▶ **Exercise brief**
Exactly reproduce the line containing "Parse this screenshot: output" together with every line after it, through the end of the entries, and give nothing more.

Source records
┌──

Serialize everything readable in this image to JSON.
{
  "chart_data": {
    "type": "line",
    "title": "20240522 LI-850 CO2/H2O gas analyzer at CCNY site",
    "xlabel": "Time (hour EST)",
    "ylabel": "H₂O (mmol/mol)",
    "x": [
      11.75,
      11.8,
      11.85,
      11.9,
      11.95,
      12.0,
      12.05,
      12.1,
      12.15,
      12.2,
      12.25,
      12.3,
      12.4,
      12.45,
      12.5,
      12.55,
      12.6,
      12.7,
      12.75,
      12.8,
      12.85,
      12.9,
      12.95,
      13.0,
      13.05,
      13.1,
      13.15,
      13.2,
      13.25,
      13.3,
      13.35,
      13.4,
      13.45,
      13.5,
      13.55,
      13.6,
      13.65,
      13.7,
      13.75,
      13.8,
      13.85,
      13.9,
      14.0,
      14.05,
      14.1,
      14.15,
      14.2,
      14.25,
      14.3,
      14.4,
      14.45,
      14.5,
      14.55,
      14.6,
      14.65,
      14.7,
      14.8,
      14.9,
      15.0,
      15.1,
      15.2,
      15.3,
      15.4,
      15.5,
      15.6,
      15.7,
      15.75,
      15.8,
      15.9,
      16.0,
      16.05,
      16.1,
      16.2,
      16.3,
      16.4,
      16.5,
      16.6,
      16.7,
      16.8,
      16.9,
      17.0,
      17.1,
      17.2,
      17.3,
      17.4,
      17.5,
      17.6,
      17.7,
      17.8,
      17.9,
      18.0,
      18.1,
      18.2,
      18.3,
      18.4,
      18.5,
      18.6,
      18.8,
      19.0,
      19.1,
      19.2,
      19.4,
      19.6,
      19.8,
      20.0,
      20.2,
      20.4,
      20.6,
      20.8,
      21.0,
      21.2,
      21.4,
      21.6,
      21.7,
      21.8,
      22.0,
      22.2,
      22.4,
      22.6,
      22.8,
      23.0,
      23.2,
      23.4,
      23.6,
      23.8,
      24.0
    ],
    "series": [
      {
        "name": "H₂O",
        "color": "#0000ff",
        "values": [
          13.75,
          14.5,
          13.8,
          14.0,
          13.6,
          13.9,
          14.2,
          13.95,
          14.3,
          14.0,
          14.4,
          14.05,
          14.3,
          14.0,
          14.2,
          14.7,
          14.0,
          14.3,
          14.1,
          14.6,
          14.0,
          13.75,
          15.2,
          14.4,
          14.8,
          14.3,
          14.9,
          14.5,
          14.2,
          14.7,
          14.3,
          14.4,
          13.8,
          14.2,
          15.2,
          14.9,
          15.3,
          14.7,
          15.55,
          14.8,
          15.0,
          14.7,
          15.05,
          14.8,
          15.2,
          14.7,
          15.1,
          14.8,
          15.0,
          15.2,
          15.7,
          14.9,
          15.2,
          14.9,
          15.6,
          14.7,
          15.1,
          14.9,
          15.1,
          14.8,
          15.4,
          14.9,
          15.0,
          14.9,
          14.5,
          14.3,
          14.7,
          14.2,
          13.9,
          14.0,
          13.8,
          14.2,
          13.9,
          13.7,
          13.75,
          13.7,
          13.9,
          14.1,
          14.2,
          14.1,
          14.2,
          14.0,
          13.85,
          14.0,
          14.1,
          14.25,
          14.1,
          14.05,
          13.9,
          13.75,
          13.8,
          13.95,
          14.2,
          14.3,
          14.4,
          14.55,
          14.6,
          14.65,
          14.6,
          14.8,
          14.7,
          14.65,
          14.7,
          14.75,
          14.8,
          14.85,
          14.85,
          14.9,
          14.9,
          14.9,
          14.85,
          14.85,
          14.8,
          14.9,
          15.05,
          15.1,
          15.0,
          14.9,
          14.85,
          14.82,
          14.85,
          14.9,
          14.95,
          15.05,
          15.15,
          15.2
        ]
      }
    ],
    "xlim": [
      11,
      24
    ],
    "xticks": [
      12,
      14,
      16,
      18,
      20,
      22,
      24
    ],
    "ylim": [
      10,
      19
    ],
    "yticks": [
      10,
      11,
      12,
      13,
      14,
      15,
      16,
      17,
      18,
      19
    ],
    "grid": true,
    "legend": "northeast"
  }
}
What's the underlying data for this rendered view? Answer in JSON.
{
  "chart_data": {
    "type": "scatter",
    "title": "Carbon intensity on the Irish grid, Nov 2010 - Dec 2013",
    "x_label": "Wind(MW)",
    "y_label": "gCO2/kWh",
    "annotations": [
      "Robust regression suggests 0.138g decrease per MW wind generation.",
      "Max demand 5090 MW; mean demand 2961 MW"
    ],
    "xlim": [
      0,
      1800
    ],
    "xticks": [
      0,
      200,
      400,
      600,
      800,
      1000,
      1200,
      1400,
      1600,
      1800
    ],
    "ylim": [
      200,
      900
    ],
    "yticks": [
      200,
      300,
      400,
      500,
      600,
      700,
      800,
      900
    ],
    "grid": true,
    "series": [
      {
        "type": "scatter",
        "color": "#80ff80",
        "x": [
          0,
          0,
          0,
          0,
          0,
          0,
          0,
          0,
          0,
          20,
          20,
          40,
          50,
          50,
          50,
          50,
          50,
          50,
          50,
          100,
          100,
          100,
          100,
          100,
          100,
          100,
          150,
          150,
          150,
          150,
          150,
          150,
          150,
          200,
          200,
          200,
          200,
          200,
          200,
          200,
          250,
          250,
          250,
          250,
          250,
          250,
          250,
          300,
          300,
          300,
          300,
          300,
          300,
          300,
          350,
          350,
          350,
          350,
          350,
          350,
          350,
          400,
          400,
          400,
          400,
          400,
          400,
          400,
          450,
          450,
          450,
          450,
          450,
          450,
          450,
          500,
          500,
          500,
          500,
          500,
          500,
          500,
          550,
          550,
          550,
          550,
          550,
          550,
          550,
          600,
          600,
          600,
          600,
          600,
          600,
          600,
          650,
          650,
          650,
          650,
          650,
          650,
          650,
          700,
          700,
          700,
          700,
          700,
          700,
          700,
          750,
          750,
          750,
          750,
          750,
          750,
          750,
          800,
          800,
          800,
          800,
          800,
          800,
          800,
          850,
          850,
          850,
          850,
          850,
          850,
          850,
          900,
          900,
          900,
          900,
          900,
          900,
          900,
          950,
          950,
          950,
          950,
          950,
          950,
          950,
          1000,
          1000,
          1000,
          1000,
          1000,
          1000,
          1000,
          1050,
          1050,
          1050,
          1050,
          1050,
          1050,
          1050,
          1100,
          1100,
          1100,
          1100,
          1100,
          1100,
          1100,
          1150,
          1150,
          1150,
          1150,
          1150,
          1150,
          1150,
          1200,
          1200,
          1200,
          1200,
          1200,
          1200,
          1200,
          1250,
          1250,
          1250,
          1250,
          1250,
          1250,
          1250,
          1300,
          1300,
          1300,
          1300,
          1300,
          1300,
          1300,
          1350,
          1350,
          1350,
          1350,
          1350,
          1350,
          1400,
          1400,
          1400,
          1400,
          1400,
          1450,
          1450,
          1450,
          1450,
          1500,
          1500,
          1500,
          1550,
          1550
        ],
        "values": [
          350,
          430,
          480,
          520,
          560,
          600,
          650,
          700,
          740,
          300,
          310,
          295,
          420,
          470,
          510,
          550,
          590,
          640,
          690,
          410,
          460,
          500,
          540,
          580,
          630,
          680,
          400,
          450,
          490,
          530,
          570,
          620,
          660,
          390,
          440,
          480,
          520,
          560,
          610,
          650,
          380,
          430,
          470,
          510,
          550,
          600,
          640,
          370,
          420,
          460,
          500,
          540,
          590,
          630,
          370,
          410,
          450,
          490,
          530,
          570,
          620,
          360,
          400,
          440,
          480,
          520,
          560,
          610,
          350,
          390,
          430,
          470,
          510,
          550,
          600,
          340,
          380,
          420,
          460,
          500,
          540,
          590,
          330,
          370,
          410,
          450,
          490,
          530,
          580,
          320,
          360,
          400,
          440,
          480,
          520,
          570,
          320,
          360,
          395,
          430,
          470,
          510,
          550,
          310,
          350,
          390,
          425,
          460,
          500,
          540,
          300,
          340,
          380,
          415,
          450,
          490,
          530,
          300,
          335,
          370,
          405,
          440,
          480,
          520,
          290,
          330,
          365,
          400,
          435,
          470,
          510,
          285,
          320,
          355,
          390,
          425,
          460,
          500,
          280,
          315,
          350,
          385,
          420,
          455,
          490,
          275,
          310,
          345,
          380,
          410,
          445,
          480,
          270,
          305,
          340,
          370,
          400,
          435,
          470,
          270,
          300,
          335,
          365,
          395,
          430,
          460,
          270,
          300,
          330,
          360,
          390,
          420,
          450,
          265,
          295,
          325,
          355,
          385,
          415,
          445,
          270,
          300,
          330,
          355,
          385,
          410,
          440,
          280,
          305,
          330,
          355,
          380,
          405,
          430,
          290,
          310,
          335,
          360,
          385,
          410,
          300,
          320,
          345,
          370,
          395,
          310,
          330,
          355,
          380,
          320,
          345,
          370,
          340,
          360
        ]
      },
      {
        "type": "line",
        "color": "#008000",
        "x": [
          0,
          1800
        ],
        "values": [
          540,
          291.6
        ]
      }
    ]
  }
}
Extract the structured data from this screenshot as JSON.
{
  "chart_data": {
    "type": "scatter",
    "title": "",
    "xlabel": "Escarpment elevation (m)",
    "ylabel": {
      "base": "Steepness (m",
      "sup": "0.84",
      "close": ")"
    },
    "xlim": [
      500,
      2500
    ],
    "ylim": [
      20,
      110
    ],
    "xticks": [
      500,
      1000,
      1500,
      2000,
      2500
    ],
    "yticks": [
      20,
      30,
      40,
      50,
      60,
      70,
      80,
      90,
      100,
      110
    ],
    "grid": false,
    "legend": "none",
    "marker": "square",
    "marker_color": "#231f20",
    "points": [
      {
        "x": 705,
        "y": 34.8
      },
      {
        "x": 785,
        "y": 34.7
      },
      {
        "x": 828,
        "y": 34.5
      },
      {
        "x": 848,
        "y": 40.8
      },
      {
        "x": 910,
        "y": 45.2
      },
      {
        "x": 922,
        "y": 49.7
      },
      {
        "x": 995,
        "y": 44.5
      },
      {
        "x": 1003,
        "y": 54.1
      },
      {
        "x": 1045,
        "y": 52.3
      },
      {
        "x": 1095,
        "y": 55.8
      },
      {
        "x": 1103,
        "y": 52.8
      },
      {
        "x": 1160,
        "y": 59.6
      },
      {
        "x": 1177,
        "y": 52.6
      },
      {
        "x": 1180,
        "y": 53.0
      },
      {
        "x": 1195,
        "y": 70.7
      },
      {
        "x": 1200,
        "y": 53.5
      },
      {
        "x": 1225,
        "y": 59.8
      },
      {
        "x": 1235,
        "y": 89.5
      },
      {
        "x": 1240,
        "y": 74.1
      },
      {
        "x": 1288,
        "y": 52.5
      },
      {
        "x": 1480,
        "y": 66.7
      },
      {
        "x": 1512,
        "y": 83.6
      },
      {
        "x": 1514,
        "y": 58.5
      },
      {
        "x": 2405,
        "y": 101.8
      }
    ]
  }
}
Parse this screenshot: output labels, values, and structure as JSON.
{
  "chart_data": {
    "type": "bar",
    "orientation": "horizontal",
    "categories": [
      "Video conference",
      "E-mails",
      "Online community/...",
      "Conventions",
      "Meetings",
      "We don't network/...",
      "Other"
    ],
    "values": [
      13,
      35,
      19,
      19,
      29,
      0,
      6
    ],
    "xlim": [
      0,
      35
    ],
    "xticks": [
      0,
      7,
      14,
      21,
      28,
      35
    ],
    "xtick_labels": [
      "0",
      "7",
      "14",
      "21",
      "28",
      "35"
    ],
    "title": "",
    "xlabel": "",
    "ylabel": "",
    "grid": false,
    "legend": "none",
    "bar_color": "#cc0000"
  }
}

└──

▶ **Finished answer**
Parse this screenshot: output labels, values, and structure as JSON.
{
  "chart_data": {
    "type": "bar",
    "orientation": "horizontal",
    "categories": [
      "Video conference",
      "E-mails",
      "Online community/...",
      "Conventions",
      "Meetings",
      "We don't network/...",
      "Other"
    ],
    "values": [
      13,
      35,
      19,
      19,
      29,
      0,
      6
    ],
    "xlim": [
      0,
      35
    ],
    "xticks": [
      0,
      7,
      14,
      21,
      28,
      35
    ],
    "xtick_labels": [
      "0",
      "7",
      "14",
      "21",
      "28",
      "35"
    ],
    "title": "",
    "xlabel": "",
    "ylabel": "",
    "grid": false,
    "legend": "none",
    "bar_color": "#cc0000"
  }
}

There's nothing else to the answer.